→ MATERIAL SUPPLIED:
|---|

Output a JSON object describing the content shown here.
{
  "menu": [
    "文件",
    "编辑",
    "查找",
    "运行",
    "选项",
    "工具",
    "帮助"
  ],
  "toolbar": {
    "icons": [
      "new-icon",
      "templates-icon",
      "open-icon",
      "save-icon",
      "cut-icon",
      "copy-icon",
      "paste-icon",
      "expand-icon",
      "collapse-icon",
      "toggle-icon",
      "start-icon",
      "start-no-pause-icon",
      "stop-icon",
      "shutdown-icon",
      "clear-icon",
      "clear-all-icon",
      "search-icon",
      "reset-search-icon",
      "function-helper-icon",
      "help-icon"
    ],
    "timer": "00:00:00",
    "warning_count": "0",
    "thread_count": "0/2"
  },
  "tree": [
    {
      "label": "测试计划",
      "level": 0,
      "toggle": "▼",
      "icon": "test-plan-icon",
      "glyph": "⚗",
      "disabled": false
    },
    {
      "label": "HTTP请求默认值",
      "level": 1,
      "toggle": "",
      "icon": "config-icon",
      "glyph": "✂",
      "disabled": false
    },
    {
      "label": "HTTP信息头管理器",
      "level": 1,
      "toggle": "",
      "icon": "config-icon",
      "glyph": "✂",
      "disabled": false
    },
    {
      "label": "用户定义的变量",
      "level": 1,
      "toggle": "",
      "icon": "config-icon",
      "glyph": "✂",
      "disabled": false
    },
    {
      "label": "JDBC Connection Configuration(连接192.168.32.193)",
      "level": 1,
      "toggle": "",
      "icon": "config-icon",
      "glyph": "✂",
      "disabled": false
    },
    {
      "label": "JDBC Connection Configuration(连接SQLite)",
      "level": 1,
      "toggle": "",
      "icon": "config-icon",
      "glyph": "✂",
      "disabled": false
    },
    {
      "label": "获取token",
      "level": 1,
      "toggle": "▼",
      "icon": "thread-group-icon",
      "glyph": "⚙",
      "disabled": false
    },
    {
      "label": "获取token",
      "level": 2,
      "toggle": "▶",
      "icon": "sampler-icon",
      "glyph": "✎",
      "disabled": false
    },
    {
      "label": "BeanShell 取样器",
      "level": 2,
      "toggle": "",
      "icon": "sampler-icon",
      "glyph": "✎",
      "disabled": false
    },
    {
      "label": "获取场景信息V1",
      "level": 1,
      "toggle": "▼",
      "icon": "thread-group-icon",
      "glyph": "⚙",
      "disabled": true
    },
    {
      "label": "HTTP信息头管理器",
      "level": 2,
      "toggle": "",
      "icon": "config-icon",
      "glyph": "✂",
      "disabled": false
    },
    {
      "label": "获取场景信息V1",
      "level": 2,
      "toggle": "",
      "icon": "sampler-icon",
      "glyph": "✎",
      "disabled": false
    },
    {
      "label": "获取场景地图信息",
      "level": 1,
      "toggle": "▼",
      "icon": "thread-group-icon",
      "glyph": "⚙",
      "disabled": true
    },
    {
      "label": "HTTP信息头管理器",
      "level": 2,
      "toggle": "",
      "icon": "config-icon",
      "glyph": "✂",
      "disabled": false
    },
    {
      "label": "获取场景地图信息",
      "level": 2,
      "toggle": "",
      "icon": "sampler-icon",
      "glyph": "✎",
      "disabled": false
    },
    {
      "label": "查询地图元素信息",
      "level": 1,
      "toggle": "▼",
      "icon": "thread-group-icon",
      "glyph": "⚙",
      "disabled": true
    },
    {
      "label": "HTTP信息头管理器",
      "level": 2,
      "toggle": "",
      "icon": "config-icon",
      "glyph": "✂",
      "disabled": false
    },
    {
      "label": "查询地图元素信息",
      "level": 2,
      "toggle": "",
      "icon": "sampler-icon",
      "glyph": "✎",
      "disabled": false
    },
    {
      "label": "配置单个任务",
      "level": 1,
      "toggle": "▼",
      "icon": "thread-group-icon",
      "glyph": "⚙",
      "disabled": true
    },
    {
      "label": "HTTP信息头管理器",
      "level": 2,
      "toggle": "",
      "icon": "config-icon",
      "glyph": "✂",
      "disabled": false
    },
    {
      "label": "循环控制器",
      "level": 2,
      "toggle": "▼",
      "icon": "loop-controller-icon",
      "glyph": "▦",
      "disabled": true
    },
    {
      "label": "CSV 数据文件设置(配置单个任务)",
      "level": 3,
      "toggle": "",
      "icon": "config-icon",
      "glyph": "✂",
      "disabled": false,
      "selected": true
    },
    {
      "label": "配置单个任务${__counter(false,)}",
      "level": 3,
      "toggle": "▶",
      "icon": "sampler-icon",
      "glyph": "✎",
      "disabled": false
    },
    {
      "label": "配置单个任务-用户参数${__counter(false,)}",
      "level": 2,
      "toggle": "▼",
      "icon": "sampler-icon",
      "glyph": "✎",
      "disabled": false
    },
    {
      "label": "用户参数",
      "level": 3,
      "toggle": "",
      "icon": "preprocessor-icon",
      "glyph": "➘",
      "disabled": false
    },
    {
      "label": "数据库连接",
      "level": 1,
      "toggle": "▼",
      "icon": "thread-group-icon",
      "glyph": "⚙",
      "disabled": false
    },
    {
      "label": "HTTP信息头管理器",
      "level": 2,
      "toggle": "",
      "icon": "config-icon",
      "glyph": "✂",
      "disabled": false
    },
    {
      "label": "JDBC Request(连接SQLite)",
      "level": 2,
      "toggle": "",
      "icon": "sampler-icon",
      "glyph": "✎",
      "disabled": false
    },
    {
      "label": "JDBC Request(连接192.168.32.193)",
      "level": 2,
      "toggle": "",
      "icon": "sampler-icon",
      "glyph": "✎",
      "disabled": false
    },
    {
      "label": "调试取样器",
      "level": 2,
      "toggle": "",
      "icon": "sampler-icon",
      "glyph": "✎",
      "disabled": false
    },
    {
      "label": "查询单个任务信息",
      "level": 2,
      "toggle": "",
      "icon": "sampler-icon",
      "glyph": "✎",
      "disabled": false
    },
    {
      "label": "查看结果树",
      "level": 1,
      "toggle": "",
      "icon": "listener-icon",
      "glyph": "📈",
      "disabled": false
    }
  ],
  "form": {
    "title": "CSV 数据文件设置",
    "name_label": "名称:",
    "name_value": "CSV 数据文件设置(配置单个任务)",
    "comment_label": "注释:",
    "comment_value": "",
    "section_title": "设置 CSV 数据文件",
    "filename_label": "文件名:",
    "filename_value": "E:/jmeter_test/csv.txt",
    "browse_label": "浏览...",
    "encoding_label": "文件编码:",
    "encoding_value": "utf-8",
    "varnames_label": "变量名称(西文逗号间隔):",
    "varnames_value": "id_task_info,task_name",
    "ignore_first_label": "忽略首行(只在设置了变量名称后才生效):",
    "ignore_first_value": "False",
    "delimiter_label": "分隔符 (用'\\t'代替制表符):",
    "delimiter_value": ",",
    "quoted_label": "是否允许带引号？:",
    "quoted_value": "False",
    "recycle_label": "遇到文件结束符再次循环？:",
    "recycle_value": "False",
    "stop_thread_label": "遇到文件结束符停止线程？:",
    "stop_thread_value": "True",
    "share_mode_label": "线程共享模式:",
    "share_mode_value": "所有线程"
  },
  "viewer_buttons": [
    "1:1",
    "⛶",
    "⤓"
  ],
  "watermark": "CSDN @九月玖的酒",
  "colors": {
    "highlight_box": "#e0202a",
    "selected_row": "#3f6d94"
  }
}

|---|

→ WRITTEN TASK:
Copy all of the data. Keep every word exactly as it is.

→ EXERCISE ANSWER:
Output a JSON object describing the content shown here.
{
  "menu": [
    "文件",
    "编辑",
    "查找",
    "运行",
    "选项",
    "工具",
    "帮助"
  ],
  "toolbar": {
    "icons": [
      "new-icon",
      "templates-icon",
      "open-icon",
      "save-icon",
      "cut-icon",
      "copy-icon",
      "paste-icon",
      "expand-icon",
      "collapse-icon",
      "toggle-icon",
      "start-icon",
      "start-no-pause-icon",
      "stop-icon",
      "shutdown-icon",
      "clear-icon",
      "clear-all-icon",
      "search-icon",
      "reset-search-icon",
      "function-helper-icon",
      "help-icon"
    ],
    "timer": "00:00:00",
    "warning_count": "0",
    "thread_count": "0/2"
  },
  "tree": [
    {
      "label": "测试计划",
      "level": 0,
      "toggle": "▼",
      "icon": "test-plan-icon",
      "glyph": "⚗",
      "disabled": false
    },
    {
      "label": "HTTP请求默认值",
      "level": 1,
      "toggle": "",
      "icon": "config-icon",
      "glyph": "✂",
      "disabled": false
    },
    {
      "label": "HTTP信息头管理器",
      "level": 1,
      "toggle": "",
      "icon": "config-icon",
      "glyph": "✂",
      "disabled": false
    },
    {
      "label": "用户定义的变量",
      "level": 1,
      "toggle": "",
      "icon": "config-icon",
      "glyph": "✂",
      "disabled": false
    },
    {
      "label": "JDBC Connection Configuration(连接192.168.32.193)",
      "level": 1,
      "toggle": "",
      "icon": "config-icon",
      "glyph": "✂",
      "disabled": false
    },
    {
      "label": "JDBC Connection Configuration(连接SQLite)",
      "level": 1,
      "toggle": "",
      "icon": "config-icon",
      "glyph": "✂",
      "disabled": false
    },
    {
      "label": "获取token",
      "level": 1,
      "toggle": "▼",
      "icon": "thread-group-icon",
      "glyph": "⚙",
      "disabled": false
    },
    {
      "label": "获取token",
      "level": 2,
      "toggle": "▶",
      "icon": "sampler-icon",
      "glyph": "✎",
      "disabled": false
    },
    {
      "label": "BeanShell 取样器",
      "level": 2,
      "toggle": "",
      "icon": "sampler-icon",
      "glyph": "✎",
      "disabled": false
    },
    {
      "label": "获取场景信息V1",
      "level": 1,
      "toggle": "▼",
      "icon": "thread-group-icon",
      "glyph": "⚙",
      "disabled": true
    },
    {
      "label": "HTTP信息头管理器",
      "level": 2,
      "toggle": "",
      "icon": "config-icon",
      "glyph": "✂",
      "disabled": false
    },
    {
      "label": "获取场景信息V1",
      "level": 2,
      "toggle": "",
      "icon": "sampler-icon",
      "glyph": "✎",
      "disabled": false
    },
    {
      "label": "获取场景地图信息",
      "level": 1,
      "toggle": "▼",
      "icon": "thread-group-icon",
      "glyph": "⚙",
      "disabled": true
    },
    {
      "label": "HTTP信息头管理器",
      "level": 2,
      "toggle": "",
      "icon": "config-icon",
      "glyph": "✂",
      "disabled": false
    },
    {
      "label": "获取场景地图信息",
      "level": 2,
      "toggle": "",
      "icon": "sampler-icon",
      "glyph": "✎",
      "disabled": false
    },
    {
      "label": "查询地图元素信息",
      "level": 1,
      "toggle": "▼",
      "icon": "thread-group-icon",
      "glyph": "⚙",
      "disabled": true
    },
    {
      "label": "HTTP信息头管理器",
      "level": 2,
      "toggle": "",
      "icon": "config-icon",
      "glyph": "✂",
      "disabled": false
    },
    {
      "label": "查询地图元素信息",
      "level": 2,
      "toggle": "",
      "icon": "sampler-icon",
      "glyph": "✎",
      "disabled": false
    },
    {
      "label": "配置单个任务",
      "level": 1,
      "toggle": "▼",
      "icon": "thread-group-icon",
      "glyph": "⚙",
      "disabled": true
    },
    {
      "label": "HTTP信息头管理器",
      "level": 2,
      "toggle": "",
      "icon": "config-icon",
      "glyph": "✂",
      "disabled": false
    },
    {
      "label": "循环控制器",
      "level": 2,
      "toggle": "▼",
      "icon": "loop-controller-icon",
      "glyph": "▦",
      "disabled": true
    },
    {
      "label": "CSV 数据文件设置(配置单个任务)",
      "level": 3,
      "toggle": "",
      "icon": "config-icon",
      "glyph": "✂",
      "disabled": false,
      "selected": true
    },
    {
      "label": "配置单个任务${__counter(false,)}",
      "level": 3,
      "toggle": "▶",
      "icon": "sampler-icon",
      "glyph": "✎",
      "disabled": false
    },
    {
      "label": "配置单个任务-用户参数${__counter(false,)}",
      "level": 2,
      "toggle": "▼",
      "icon": "sampler-icon",
      "glyph": "✎",
      "disabled": false
    },
    {
      "label": "用户参数",
      "level": 3,
      "toggle": "",
      "icon": "preprocessor-icon",
      "glyph": "➘",
      "disabled": false
    },
    {
      "label": "数据库连接",
      "level": 1,
      "toggle": "▼",
      "icon": "thread-group-icon",
      "glyph": "⚙",
      "disabled": false
    },
    {
      "label": "HTTP信息头管理器",
      "level": 2,
      "toggle": "",
      "icon": "config-icon",
      "glyph": "✂",
      "disabled": false
    },
    {
      "label": "JDBC Request(连接SQLite)",
      "level": 2,
      "toggle": "",
      "icon": "sampler-icon",
      "glyph": "✎",
      "disabled": false
    },
    {
      "label": "JDBC Request(连接192.168.32.193)",
      "level": 2,
      "toggle": "",
      "icon": "sampler-icon",
      "glyph": "✎",
      "disabled": false
    },
    {
      "label": "调试取样器",
      "level": 2,
      "toggle": "",
      "icon": "sampler-icon",
      "glyph": "✎",
      "disabled": false
    },
    {
      "label": "查询单个任务信息",
      "level": 2,
      "toggle": "",
      "icon": "sampler-icon",
      "glyph": "✎",
      "disabled": false
    },
    {
      "label": "查看结果树",
      "level": 1,
      "toggle": "",
      "icon": "listener-icon",
      "glyph": "📈",
      "disabled": false
    }
  ],
  "form": {
    "title": "CSV 数据文件设置",
    "name_label": "名称:",
    "name_value": "CSV 数据文件设置(配置单个任务)",
    "comment_label": "注释:",
    "comment_value": "",
    "section_title": "设置 CSV 数据文件",
    "filename_label": "文件名:",
    "filename_value": "E:/jmeter_test/csv.txt",
    "browse_label": "浏览...",
    "encoding_label": "文件编码:",
    "encoding_value": "utf-8",
    "varnames_label": "变量名称(西文逗号间隔):",
    "varnames_value": "id_task_info,task_name",
    "ignore_first_label": "忽略首行(只在设置了变量名称后才生效):",
    "ignore_first_value": "False",
    "delimiter_label": "分隔符 (用'\\t'代替制表符):",
    "delimiter_value": ",",
    "quoted_label": "是否允许带引号？:",
    "quoted_value": "False",
    "recycle_label": "遇到文件结束符再次循环？:",
    "recycle_value": "False",
    "stop_thread_label": "遇到文件结束符停止线程？:",
    "stop_thread_value": "True",
    "share_mode_label": "线程共享模式:",
    "share_mode_value": "所有线程"
  },
  "viewer_buttons": [
    "1:1",
    "⛶",
    "⤓"
  ],
  "watermark": "CSDN @九月玖的酒",
  "colors": {
    "highlight_box": "#e0202a",
    "selected_row": "#3f6d94"
  }
}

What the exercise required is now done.